Por encomenda da editora Escala Educacional, o roteirista Ronaldo Antonelli e o artista Bira Dantas estão adaptando a obra de Raul Pompéia para a coleção Literatura Brasileira em Quadrinhos.
Papo de Quadrinho conversou com os dois autores para saber como anda este projeto:
Quais as maiores dificuldades que vocês encontraram para adaptar este livro?
Ronaldo Antonelli: Como essa coleção mantém um compromisso didático com o conteúdo literário das obras, a adaptação deve ser menos livre que a de um trabalho de HQ em geral e guardar uma relativa (não absoluta, claro) fidelidade ao original. O Ateneu é um texto que, a par de uma ação dramática rica, apresenta trechos extensos de embates ideológicos puramente discursivos. Resumir esses trechos sem desprezar inteiramente seu conteúdo, dotando-os de uma forma mais imagética e quadrinizável representou o maior desafio do roteiro adaptado.
Bira Dantas: O Ronaldo já passou o roteiro total, de 58 páginas, muito bem esquematizado, com previsão de personagens que aparecem, definição de planos e enquadramentos e descrição de cenário ou ação. O Ronaldo é um roteirista muito experiente, já trabalhou com grandes desenhistas como Vilachã, Jô Fevereiro (que na época da Inter Quadrinhos, assinava Josmar), César Lobo, Mozart Couto, Watson Portela entre outros. É uma grande honra fazer esta dobradinha com o Ronaldo! Para mim, a dificuldade inicial sempre é mergulhar na história. Sentir o que o personagem principal sente para que possa haver uma identificação e isso seja repassado, através dos desenhos, ao leitor.
Vocês já haviam lido a obra original de Raul Pompéia? Essa é uma condição fundamental para fazer a adaptação?
R.A.: Já havia lido o livro na juventude, há mais de trinta anos. Para o presente trabalho, fiz uma leitura completa como se fosse a primeira, mas já selecionando trechos e fazendo anotações de segmentos aproveitáveis. Como a obra se divide em doze capítulos, fiz uma distribuição prévia de espaço por capítulo, tomando em conta as anotações. Quando comecei a escrever, fui relendo cada capítulo ao mesmo tempo em que criava e redigia o roteiro adaptado. Como roteirista, uso um modelo profissional tão indicativo quanto o de um roteiro cinematográfico, quase em nível de storyboard, com divisão por páginas e cenas dentro de cada página, bem como as respectivas legendas e balões de falas. Isso não visa a tolher o desenhista mas deixá-lo à vontade para seguir a marcação, enriquecendo-a com sua contribuição própria, e mesmo transgredi-la se assim entender.

+++

__O que se pede__
Reescreva a entrevista sobre a adaptação em quadrinhos de "Ronaldo Antonelli: Como" até "do roteiro adaptado.", inclusive, renomeando "O Ateneu" para "O romance de Raul Pompéia".

+++

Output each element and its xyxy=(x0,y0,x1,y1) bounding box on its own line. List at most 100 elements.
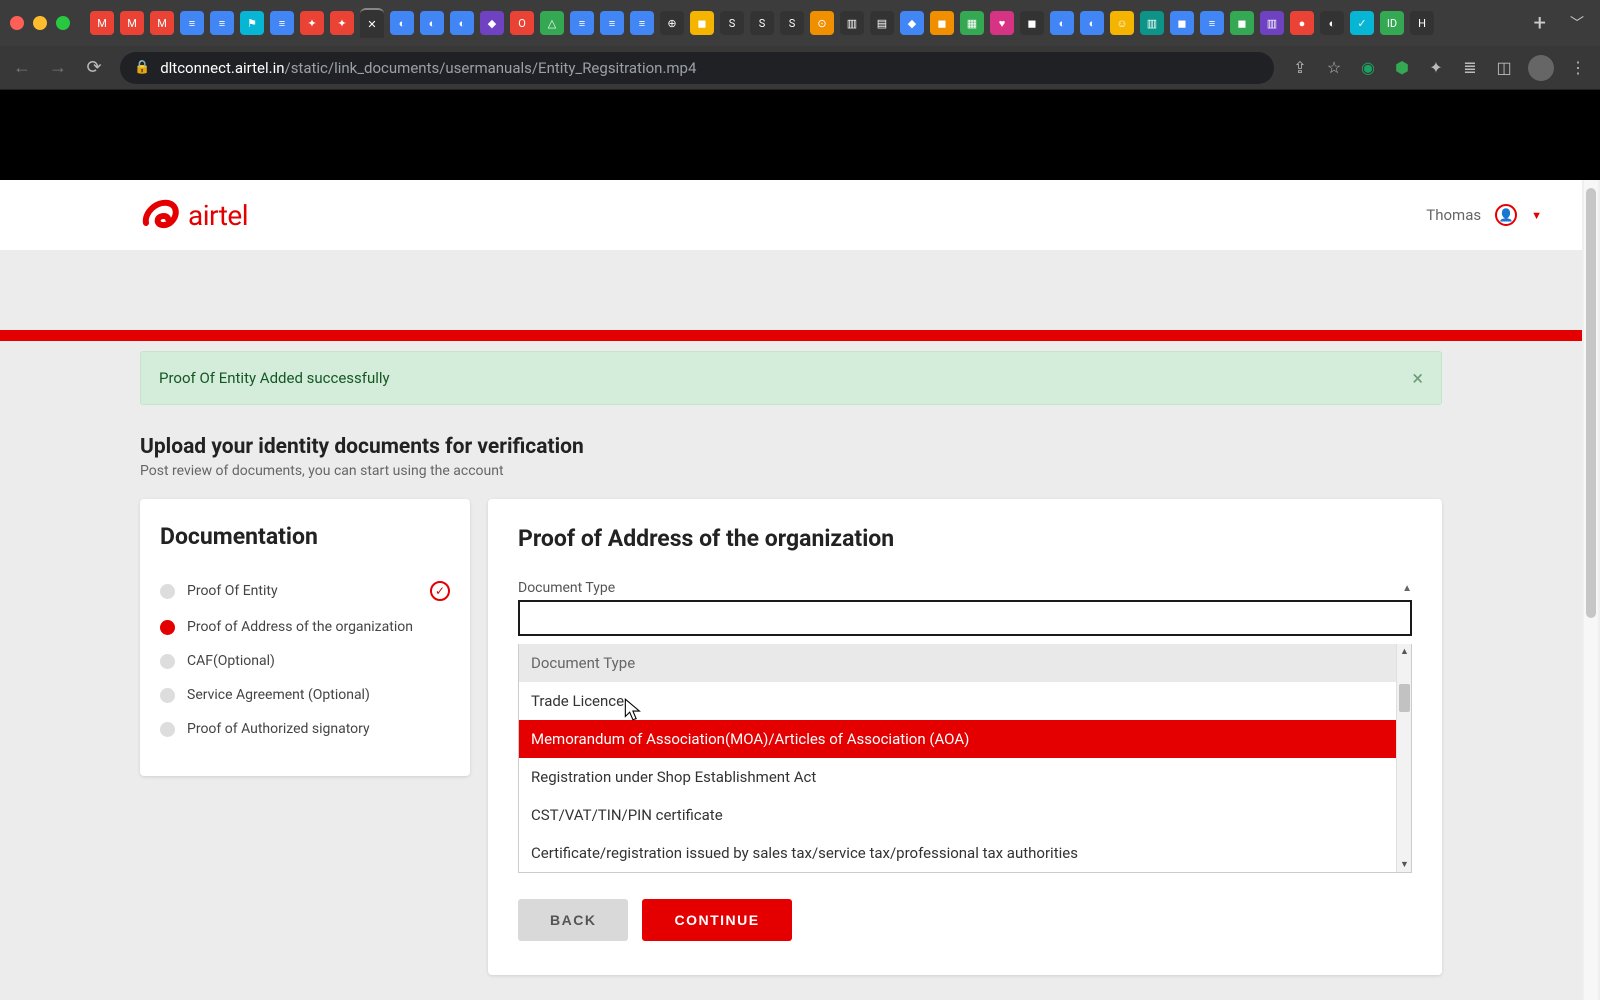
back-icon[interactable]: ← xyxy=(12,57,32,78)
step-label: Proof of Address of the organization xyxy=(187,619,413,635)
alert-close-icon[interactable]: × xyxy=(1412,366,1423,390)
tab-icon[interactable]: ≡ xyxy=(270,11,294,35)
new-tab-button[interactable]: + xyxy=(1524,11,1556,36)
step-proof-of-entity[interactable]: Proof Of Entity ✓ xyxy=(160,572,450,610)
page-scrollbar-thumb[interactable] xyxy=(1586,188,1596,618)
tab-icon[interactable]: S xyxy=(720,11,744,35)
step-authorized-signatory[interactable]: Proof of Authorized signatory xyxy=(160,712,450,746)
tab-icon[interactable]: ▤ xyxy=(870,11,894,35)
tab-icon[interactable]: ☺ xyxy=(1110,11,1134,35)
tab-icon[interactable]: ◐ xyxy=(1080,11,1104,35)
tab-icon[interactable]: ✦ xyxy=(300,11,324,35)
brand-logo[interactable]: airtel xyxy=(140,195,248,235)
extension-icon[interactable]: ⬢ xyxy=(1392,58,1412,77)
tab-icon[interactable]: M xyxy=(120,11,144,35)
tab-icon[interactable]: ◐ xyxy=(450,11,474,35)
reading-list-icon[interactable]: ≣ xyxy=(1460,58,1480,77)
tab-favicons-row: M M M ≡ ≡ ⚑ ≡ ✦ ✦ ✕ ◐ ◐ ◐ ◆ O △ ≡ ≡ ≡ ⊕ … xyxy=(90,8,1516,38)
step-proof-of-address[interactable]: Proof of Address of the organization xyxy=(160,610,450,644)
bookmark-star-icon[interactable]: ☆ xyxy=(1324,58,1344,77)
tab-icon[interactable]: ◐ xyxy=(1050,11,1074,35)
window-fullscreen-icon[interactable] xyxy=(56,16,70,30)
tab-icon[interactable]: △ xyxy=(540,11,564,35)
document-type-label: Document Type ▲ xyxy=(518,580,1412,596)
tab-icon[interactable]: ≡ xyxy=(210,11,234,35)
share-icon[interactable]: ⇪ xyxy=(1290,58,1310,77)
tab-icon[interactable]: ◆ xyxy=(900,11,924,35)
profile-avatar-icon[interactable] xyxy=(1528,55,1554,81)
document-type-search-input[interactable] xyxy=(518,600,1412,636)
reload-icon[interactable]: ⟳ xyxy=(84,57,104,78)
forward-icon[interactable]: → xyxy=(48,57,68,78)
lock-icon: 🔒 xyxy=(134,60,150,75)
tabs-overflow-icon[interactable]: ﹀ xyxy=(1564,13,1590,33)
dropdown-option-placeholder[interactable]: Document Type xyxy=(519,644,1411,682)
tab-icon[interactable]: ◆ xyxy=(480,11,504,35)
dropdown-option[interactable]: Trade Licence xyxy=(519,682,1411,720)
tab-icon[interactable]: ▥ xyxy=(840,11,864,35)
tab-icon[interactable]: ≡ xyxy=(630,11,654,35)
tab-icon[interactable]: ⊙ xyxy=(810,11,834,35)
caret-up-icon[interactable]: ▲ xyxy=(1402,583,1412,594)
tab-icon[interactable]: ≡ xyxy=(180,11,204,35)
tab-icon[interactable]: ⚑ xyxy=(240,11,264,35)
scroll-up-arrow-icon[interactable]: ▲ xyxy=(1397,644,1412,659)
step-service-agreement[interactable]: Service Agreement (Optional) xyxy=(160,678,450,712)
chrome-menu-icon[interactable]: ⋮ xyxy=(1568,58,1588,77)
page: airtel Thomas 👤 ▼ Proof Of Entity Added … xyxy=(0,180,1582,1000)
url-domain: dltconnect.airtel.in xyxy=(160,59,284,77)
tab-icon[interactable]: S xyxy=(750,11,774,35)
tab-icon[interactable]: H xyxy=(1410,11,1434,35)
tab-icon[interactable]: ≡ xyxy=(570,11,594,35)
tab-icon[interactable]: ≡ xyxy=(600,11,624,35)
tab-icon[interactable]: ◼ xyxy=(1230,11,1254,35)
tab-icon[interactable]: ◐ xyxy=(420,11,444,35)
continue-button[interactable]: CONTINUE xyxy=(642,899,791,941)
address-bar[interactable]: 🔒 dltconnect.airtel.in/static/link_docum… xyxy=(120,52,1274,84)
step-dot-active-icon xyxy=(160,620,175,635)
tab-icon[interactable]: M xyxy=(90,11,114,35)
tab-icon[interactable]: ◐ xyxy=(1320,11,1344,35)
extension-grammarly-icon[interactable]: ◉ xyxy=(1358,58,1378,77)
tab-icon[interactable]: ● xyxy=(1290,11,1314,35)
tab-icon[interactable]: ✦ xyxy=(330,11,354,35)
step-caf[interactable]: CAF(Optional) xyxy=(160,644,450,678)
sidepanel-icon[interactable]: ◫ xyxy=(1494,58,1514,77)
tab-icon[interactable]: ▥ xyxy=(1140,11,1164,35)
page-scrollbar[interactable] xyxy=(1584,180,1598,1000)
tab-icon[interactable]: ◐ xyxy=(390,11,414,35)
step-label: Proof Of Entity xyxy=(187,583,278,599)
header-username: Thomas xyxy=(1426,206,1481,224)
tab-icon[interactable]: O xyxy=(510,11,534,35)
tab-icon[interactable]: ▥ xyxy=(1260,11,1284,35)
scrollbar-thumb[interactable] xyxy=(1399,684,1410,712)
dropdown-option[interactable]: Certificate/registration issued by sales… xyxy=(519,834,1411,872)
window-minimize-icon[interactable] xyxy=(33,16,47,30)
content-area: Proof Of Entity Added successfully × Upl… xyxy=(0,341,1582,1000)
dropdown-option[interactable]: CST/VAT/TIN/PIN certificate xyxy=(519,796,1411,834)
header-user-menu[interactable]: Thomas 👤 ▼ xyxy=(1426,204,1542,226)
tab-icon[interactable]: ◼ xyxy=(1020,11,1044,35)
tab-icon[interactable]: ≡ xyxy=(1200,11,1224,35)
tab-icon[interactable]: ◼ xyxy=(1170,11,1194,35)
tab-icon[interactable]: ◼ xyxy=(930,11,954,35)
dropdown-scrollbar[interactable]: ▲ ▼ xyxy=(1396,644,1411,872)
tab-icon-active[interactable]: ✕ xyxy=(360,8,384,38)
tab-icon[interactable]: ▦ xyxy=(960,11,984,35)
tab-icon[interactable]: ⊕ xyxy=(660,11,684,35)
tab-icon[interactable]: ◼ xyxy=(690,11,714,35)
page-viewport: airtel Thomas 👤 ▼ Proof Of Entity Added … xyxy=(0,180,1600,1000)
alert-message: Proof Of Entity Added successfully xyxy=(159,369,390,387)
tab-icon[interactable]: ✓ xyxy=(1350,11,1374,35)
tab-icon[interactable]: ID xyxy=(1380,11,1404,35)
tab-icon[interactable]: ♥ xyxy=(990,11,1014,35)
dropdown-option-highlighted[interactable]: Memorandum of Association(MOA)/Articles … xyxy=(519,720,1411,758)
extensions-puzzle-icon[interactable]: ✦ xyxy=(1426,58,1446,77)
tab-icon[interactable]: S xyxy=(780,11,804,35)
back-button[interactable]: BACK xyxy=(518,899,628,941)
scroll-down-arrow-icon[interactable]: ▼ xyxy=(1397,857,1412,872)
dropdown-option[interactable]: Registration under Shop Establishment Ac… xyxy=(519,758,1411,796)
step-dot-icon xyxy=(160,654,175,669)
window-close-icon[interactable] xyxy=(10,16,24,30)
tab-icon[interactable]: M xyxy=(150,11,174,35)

+++

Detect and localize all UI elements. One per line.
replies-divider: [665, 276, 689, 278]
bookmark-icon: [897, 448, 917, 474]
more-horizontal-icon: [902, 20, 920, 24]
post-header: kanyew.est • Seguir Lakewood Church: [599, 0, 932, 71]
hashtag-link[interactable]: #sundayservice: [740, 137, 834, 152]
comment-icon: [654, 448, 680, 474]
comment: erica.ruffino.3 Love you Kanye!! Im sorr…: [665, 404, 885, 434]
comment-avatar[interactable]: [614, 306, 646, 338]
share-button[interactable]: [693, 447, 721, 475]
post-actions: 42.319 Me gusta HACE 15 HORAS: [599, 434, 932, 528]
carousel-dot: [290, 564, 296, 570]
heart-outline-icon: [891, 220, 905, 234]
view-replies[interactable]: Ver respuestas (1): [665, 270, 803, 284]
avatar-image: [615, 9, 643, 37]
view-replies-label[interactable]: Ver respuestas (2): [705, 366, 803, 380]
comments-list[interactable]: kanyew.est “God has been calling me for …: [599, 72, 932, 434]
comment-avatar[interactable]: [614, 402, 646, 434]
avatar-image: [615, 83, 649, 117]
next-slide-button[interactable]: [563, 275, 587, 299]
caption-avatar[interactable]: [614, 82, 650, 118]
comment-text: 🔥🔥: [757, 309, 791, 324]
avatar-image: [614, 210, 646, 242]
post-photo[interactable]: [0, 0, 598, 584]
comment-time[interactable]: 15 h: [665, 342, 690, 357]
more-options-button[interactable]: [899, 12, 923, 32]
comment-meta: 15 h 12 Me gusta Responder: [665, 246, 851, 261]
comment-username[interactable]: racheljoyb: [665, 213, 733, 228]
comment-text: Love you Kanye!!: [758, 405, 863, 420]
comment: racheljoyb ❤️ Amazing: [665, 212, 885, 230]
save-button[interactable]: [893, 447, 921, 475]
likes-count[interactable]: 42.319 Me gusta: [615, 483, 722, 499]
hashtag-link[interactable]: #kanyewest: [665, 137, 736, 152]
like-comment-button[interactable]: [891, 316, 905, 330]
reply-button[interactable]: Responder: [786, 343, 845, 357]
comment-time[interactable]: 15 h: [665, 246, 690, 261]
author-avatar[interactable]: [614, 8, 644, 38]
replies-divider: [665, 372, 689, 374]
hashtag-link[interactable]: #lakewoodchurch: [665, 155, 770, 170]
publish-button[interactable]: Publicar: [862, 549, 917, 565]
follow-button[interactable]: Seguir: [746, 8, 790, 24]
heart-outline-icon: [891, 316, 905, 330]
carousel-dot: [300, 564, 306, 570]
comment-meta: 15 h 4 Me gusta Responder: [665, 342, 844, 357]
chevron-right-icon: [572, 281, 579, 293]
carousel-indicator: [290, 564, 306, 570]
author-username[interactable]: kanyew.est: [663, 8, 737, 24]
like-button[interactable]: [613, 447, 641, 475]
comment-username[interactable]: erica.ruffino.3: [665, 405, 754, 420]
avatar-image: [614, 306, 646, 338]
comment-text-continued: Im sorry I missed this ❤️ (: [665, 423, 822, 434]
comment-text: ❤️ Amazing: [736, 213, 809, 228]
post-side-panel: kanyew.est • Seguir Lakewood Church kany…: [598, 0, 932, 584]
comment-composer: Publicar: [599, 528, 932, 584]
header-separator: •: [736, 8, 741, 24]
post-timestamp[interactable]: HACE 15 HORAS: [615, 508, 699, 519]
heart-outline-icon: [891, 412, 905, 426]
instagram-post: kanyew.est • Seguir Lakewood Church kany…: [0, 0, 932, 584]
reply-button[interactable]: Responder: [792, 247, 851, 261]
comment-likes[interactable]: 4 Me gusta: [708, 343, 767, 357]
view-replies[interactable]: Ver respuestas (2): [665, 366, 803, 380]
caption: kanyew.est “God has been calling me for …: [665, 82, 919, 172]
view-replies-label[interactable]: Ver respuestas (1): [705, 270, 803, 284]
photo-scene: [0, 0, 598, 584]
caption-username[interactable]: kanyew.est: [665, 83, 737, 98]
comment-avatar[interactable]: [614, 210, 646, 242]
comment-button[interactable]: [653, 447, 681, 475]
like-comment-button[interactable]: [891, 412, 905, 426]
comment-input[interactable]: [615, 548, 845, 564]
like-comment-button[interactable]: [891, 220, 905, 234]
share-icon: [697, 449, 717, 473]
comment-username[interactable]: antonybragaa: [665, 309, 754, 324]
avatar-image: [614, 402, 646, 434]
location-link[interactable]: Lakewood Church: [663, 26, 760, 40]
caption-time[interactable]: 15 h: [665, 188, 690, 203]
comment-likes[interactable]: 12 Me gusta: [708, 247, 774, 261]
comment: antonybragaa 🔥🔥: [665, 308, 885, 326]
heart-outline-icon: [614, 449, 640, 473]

+++

__Resposta completa__
Ronaldo Antonelli: Como essa coleção mantém um compromisso didático com o conteúdo literário das obras, a adaptação deve ser menos livre que a de um trabalho de HQ em geral e guardar uma relativa (não absoluta, claro) fidelidade ao original. O romance de Raul Pompéia é um texto que, a par de uma ação dramática rica, apresenta trechos extensos de embates ideológicos puramente discursivos. Resumir esses trechos sem desprezar inteiramente seu conteúdo, dotando-os de uma forma mais imagética e quadrinizável representou o maior desafio do roteiro adaptado.